▸ EXERCISE:
Type out the material below exactly.

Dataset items
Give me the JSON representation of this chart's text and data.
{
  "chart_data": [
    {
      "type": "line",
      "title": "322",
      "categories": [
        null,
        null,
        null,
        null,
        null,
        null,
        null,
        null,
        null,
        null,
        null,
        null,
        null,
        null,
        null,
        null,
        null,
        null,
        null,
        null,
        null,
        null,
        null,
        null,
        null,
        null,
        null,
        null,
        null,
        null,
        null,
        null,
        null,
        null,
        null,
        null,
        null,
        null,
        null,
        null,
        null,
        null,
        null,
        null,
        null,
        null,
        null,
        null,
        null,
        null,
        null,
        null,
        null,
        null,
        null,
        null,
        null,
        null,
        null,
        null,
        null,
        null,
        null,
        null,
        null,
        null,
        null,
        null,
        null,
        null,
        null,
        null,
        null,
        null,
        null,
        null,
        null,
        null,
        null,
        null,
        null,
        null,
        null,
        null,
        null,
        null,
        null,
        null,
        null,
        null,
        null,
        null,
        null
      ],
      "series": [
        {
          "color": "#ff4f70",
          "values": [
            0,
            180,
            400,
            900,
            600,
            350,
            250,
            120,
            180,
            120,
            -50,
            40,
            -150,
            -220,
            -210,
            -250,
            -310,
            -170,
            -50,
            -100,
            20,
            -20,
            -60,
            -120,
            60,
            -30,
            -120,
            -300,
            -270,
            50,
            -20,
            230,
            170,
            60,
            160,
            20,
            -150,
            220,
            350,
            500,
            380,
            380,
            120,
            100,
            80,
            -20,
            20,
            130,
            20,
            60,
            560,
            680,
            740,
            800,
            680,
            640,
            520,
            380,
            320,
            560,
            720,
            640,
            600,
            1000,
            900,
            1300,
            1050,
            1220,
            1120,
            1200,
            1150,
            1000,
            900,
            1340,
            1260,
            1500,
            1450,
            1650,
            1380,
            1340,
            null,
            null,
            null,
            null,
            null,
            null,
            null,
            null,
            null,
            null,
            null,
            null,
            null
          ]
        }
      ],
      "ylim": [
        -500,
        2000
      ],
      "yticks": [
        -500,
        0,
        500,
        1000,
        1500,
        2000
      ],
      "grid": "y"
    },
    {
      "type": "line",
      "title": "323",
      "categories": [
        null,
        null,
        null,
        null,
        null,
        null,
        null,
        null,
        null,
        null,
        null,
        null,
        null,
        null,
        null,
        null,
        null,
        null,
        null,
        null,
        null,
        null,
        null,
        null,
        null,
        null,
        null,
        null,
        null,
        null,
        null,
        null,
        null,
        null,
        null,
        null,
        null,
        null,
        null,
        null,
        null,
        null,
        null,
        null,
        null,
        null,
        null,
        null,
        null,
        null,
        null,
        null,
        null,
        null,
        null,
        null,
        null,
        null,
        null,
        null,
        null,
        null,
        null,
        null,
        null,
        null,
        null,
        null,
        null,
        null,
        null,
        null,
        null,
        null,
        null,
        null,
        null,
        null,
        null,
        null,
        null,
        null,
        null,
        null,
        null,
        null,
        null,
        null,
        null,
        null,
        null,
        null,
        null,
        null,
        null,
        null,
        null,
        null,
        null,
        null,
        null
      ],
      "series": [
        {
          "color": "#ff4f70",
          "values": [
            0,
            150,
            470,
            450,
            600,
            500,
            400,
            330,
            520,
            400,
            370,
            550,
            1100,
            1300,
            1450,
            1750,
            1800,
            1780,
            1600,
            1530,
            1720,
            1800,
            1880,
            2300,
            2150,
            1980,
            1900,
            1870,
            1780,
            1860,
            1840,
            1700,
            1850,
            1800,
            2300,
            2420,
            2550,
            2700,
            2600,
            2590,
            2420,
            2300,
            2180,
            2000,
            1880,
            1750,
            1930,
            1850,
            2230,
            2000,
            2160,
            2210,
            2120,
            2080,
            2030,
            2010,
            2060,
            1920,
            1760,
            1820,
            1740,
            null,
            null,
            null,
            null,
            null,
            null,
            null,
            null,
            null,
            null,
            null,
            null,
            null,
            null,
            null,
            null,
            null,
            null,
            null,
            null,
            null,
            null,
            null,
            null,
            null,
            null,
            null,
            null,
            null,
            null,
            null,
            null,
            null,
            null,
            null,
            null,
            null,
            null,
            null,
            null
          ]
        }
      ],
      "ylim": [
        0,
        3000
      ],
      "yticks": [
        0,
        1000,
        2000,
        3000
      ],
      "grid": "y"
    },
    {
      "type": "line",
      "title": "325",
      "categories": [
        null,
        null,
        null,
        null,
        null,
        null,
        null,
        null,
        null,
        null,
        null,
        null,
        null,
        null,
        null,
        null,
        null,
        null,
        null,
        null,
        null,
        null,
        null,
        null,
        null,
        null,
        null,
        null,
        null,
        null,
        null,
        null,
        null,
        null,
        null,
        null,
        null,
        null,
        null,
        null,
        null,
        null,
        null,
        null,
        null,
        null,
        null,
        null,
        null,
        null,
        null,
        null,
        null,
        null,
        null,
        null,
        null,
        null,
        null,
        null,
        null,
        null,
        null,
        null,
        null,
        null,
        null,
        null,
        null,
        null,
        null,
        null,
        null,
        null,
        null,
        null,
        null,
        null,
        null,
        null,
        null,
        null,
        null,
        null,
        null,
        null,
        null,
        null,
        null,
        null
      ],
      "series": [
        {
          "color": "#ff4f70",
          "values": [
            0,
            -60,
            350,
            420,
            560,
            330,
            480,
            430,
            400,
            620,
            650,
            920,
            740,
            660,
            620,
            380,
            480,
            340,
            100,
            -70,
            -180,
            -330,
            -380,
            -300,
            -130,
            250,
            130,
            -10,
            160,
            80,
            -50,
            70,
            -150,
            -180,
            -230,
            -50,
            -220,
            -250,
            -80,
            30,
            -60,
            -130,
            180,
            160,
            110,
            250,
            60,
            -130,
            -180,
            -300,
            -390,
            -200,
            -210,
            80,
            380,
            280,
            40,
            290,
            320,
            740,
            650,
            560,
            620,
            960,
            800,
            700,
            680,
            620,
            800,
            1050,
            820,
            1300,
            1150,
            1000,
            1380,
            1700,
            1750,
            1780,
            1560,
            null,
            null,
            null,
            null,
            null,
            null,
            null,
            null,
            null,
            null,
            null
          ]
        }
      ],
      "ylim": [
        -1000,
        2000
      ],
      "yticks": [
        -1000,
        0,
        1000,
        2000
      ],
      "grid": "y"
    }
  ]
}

▸ EXERCISE RESPONSE:
Give me the JSON representation of this chart's text and data.
{
  "chart_data": [
    {
      "type": "line",
      "title": "322",
      "categories": [
        null,
        null,
        null,
        null,
        null,
        null,
        null,
        null,
        null,
        null,
        null,
        null,
        null,
        null,
        null,
        null,
        null,
        null,
        null,
        null,
        null,
        null,
        null,
        null,
        null,
        null,
        null,
        null,
        null,
        null,
        null,
        null,
        null,
        null,
        null,
        null,
        null,
        null,
        null,
        null,
        null,
        null,
        null,
        null,
        null,
        null,
        null,
        null,
        null,
        null,
        null,
        null,
        null,
        null,
        null,
        null,
        null,
        null,
        null,
        null,
        null,
        null,
        null,
        null,
        null,
        null,
        null,
        null,
        null,
        null,
        null,
        null,
        null,
        null,
        null,
        null,
        null,
        null,
        null,
        null,
        null,
        null,
        null,
        null,
        null,
        null,
        null,
        null,
        null,
        null,
        null,
        null,
        null
      ],
      "series": [
        {
          "color": "#ff4f70",
          "values": [
            0,
            180,
            400,
            900,
            600,
            350,
            250,
            120,
            180,
            120,
            -50,
            40,
            -150,
            -220,
            -210,
            -250,
            -310,
            -170,
            -50,
            -100,
            20,
            -20,
            -60,
            -120,
            60,
            -30,
            -120,
            -300,
            -270,
            50,
            -20,
            230,
            170,
            60,
            160,
            20,
            -150,
            220,
            350,
            500,
            380,
            380,
            120,
            100,
            80,
            -20,
            20,
            130,
            20,
            60,
            560,
            680,
            740,
            800,
            680,
            640,
            520,
            380,
            320,
            560,
            720,
            640,
            600,
            1000,
            900,
            1300,
            1050,
            1220,
            1120,
            1200,
            1150,
            1000,
            900,
            1340,
            1260,
            1500,
            1450,
            1650,
            1380,
            1340,
            null,
            null,
            null,
            null,
            null,
            null,
            null,
            null,
            null,
            null,
            null,
            null,
            null
          ]
        }
      ],
      "ylim": [
        -500,
        2000
      ],
      "yticks": [
        -500,
        0,
        500,
        1000,
        1500,
        2000
      ],
      "grid": "y"
    },
    {
      "type": "line",
      "title": "323",
      "categories": [
        null,
        null,
        null,
        null,
        null,
        null,
        null,
        null,
        null,
        null,
        null,
        null,
        null,
        null,
        null,
        null,
        null,
        null,
        null,
        null,
        null,
        null,
        null,
        null,
        null,
        null,
        null,
        null,
        null,
        null,
        null,
        null,
        null,
        null,
        null,
        null,
        null,
        null,
        null,
        null,
        null,
        null,
        null,
        null,
        null,
        null,
        null,
        null,
        null,
        null,
        null,
        null,
        null,
        null,
        null,
        null,
        null,
        null,
        null,
        null,
        null,
        null,
        null,
        null,
        null,
        null,
        null,
        null,
        null,
        null,
        null,
        null,
        null,
        null,
        null,
        null,
        null,
        null,
        null,
        null,
        null,
        null,
        null,
        null,
        null,
        null,
        null,
        null,
        null,
        null,
        null,
        null,
        null,
        null,
        null,
        null,
        null,
        null,
        null,
        null,
        null
      ],
      "series": [
        {
          "color": "#ff4f70",
          "values": [
            0,
            150,
            470,
            450,
            600,
            500,
            400,
            330,
            520,
            400,
            370,
            550,
            1100,
            1300,
            1450,
            1750,
            1800,
            1780,
            1600,
            1530,
            1720,
            1800,
            1880,
            2300,
            2150,
            1980,
            1900,
            1870,
            1780,
            1860,
            1840,
            1700,
            1850,
            1800,
            2300,
            2420,
            2550,
            2700,
            2600,
            2590,
            2420,
            2300,
            2180,
            2000,
            1880,
            1750,
            1930,
            1850,
            2230,
            2000,
            2160,
            2210,
            2120,
            2080,
            2030,
            2010,
            2060,
            1920,
            1760,
            1820,
            1740,
            null,
            null,
            null,
            null,
            null,
            null,
            null,
            null,
            null,
            null,
            null,
            null,
            null,
            null,
            null,
            null,
            null,
            null,
            null,
            null,
            null,
            null,
            null,
            null,
            null,
            null,
            null,
            null,
            null,
            null,
            null,
            null,
            null,
            null,
            null,
            null,
            null,
            null,
            null,
            null
          ]
        }
      ],
      "ylim": [
        0,
        3000
      ],
      "yticks": [
        0,
        1000,
        2000,
        3000
      ],
      "grid": "y"
    },
    {
      "type": "line",
      "title": "325",
      "categories": [
        null,
        null,
        null,
        null,
        null,
        null,
        null,
        null,
        null,
        null,
        null,
        null,
        null,
        null,
        null,
        null,
        null,
        null,
        null,
        null,
        null,
        null,
        null,
        null,
        null,
        null,
        null,
        null,
        null,
        null,
        null,
        null,
        null,
        null,
        null,
        null,
        null,
        null,
        null,
        null,
        null,
        null,
        null,
        null,
        null,
        null,
        null,
        null,
        null,
        null,
        null,
        null,
        null,
        null,
        null,
        null,
        null,
        null,
        null,
        null,
        null,
        null,
        null,
        null,
        null,
        null,
        null,
        null,
        null,
        null,
        null,
        null,
        null,
        null,
        null,
        null,
        null,
        null,
        null,
        null,
        null,
        null,
        null,
        null,
        null,
        null,
        null,
        null,
        null,
        null
      ],
      "series": [
        {
          "color": "#ff4f70",
          "values": [
            0,
            -60,
            350,
            420,
            560,
            330,
            480,
            430,
            400,
            620,
            650,
            920,
            740,
            660,
            620,
            380,
            480,
            340,
            100,
            -70,
            -180,
            -330,
            -380,
            -300,
            -130,
            250,
            130,
            -10,
            160,
            80,
            -50,
            70,
            -150,
            -180,
            -230,
            -50,
            -220,
            -250,
            -80,
            30,
            -60,
            -130,
            180,
            160,
            110,
            250,
            60,
            -130,
            -180,
            -300,
            -390,
            -200,
            -210,
            80,
            380,
            280,
            40,
            290,
            320,
            740,
            650,
            560,
            620,
            960,
            800,
            700,
            680,
            620,
            800,
            1050,
            820,
            1300,
            1150,
            1000,
            1380,
            1700,
            1750,
            1780,
            1560,
            null,
            null,
            null,
            null,
            null,
            null,
            null,
            null,
            null,
            null,
            null
          ]
        }
      ],
      "ylim": [
        -1000,
        2000
      ],
      "yticks": [
        -1000,
        0,
        1000,
        2000
      ],
      "grid": "y"
    }
  ]
}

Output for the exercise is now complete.